Search the material for the word "build" and report each line where it turns up.
--
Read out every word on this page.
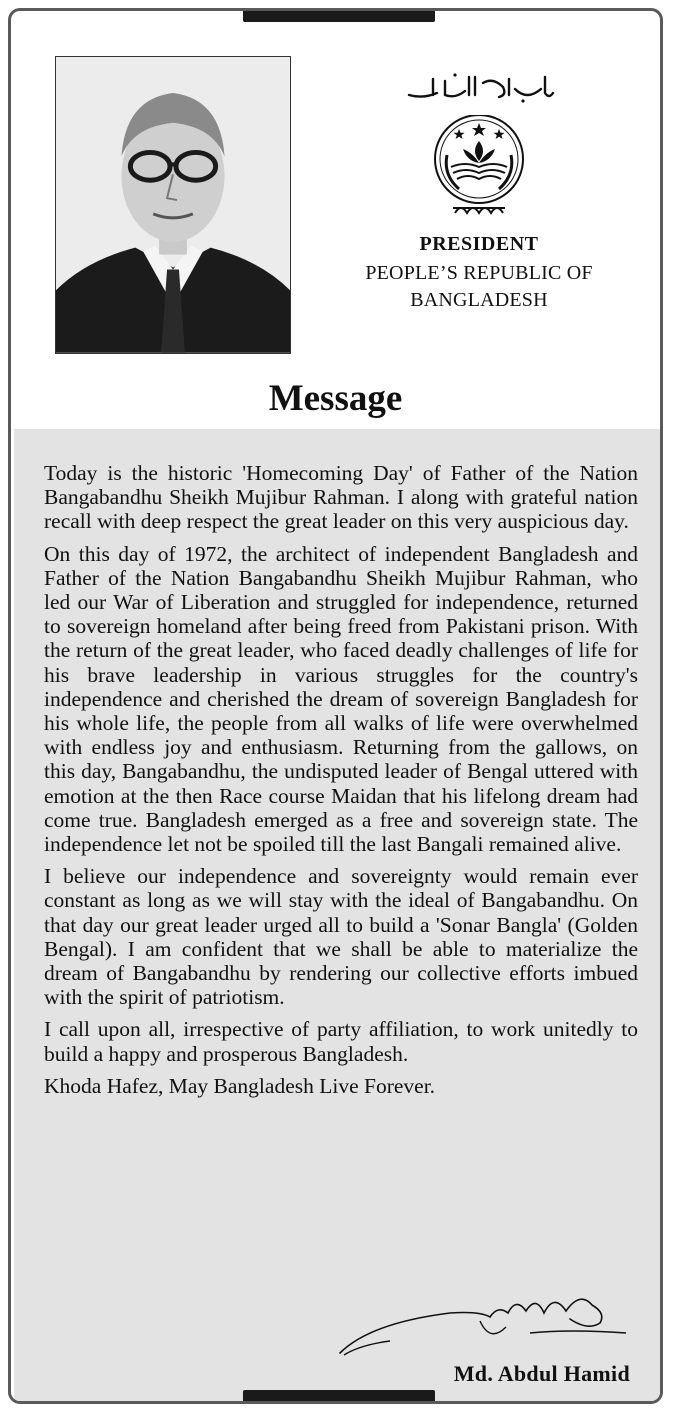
PRESIDENT
PEOPLE’S REPUBLIC OF BANGLADESH
Message

Today is the historic 'Homecoming Day' of Father of the Nation Bangabandhu Sheikh Mujibur Rahman. I along with grateful nation recall with deep respect the great leader on this very auspicious day.

On this day of 1972, the architect of independent Bangladesh and Father of the Nation Bangabandhu Sheikh Mujibur Rahman, who led our War of Liberation and struggled for independence, returned to sovereign homeland after being freed from Pakistani prison. With the return of the great leader, who faced deadly challenges of life for his brave leadership in various struggles for the country's independence and cherished the dream of sovereign Bangladesh for his whole life, the people from all walks of life were overwhelmed with endless joy and enthusiasm. Returning from the gallows, on this day, Bangabandhu, the undisputed leader of Bengal uttered with emotion at the then Race course Maidan that his lifelong dream had come true. Bangladesh emerged as a free and sovereign state. The independence let not be spoiled till the last Bangali remained alive.

I believe our independence and sovereignty would remain ever constant as long as we will stay with the ideal of Bangabandhu. On that day our great leader urged all to build a 'Sonar Bangla' (Golden Bengal). I am confident that we shall be able to materialize the dream of Bangabandhu by rendering our collective efforts imbued with the spirit of patriotism.

I call upon all, irrespective of party affiliation, to work unitedly to build a happy and prosperous Bangladesh.

Khoda Hafez, May Bangladesh Live Forever.

Md. Abdul Hamid
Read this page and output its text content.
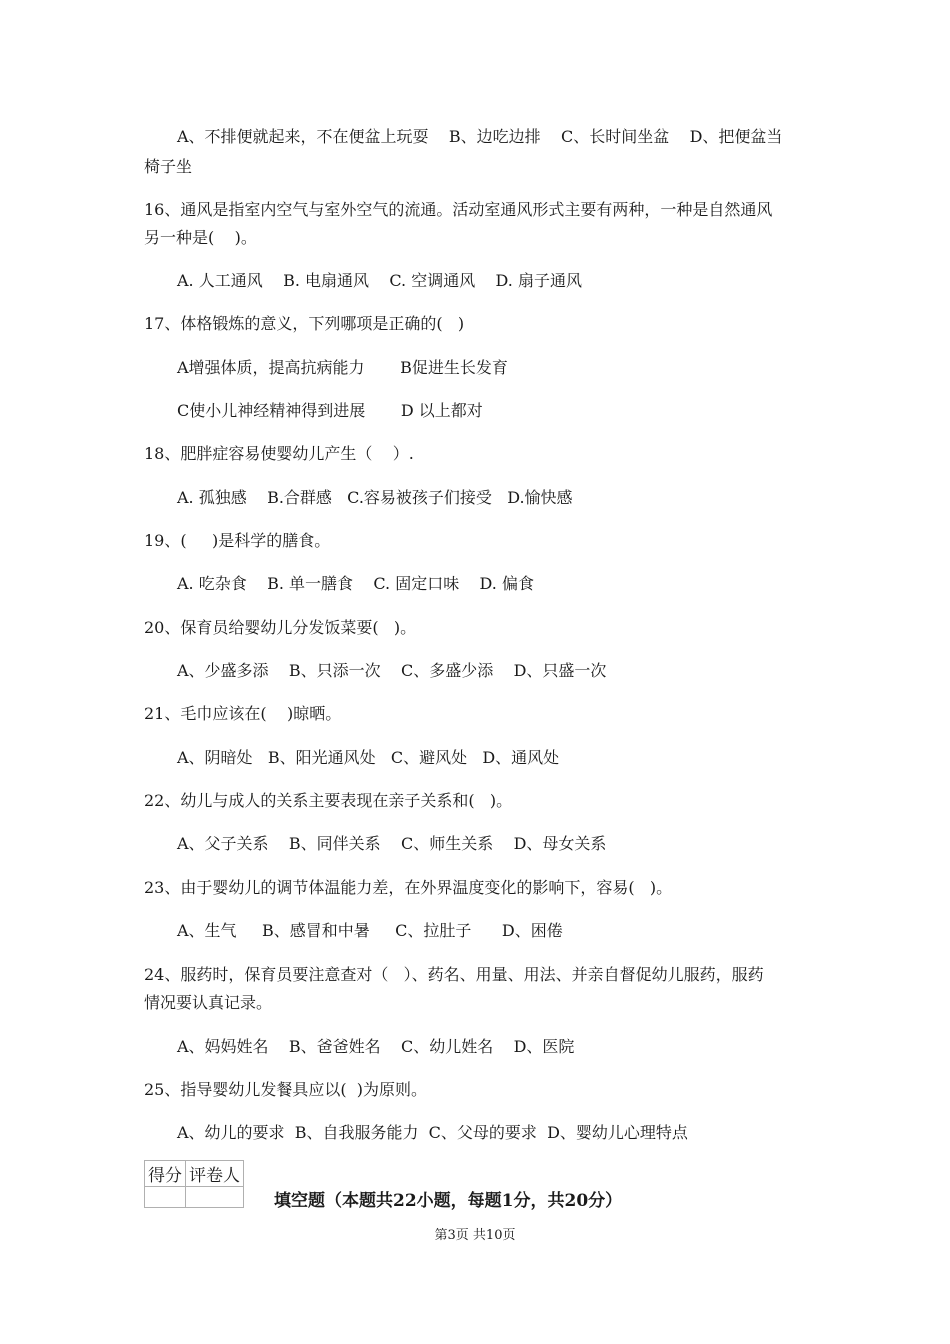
A、不排便就起来，不在便盆上玩耍    B、边吃边排    C、长时间坐盆    D、把便盆当
椅子坐
16、通风是指室内空气与室外空气的流通。活动室通风形式主要有两种，一种是自然通风
另一种是(    )。
A. 人工通风    B. 电扇通风    C. 空调通风    D. 扇子通风
17、体格锻炼的意义，下列哪项是正确的(   )
A增强体质，提高抗病能力       B促进生长发育
C使小儿神经精神得到进展       D 以上都对
18、肥胖症容易使婴幼儿产生（    ）.
A. 孤独感    B.合群感   C.容易被孩子们接受   D.愉快感
19、(     )是科学的膳食。
A. 吃杂食    B. 单一膳食    C. 固定口味    D. 偏食
20、保育员给婴幼儿分发饭菜要(   )。
A、少盛多添    B、只添一次    C、多盛少添    D、只盛一次
21、毛巾应该在(    )晾晒。
A、阴暗处   B、阳光通风处   C、避风处   D、通风处
22、幼儿与成人的关系主要表现在亲子关系和(   )。
A、父子关系    B、同伴关系    C、师生关系    D、母女关系
23、由于婴幼儿的调节体温能力差，在外界温度变化的影响下，容易(   )。
A、生气     B、感冒和中暑     C、拉肚子      D、困倦
24、服药时，保育员要注意查对（   ）、药名、用量、用法、并亲自督促幼儿服药，服药
情况要认真记录。
A、妈妈姓名    B、爸爸姓名    C、幼儿姓名    D、医院
25、指导婴幼儿发餐具应以(  )为原则。
A、幼儿的要求  B、自我服务能力  C、父母的要求  D、婴幼儿心理特点
得分	评卷人

填空题（本题共22小题，每题1分，共20分）
第3页 共10页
--
#### RESPONSE TO THE EXERCISE:
I believe our independence and sovereignty would remain ever constant as long as we will stay with the ideal of Bangabandhu. On that day our great leader urged all to build a 'Sonar Bangla' (Golden Bengal). I am confident that we shall be able to materialize the dream of Bangabandhu by rendering our collective efforts imbued with the spirit of patriotism.
I call upon all, irrespective of party affiliation, to work unitedly to build a happy and prosperous Bangladesh.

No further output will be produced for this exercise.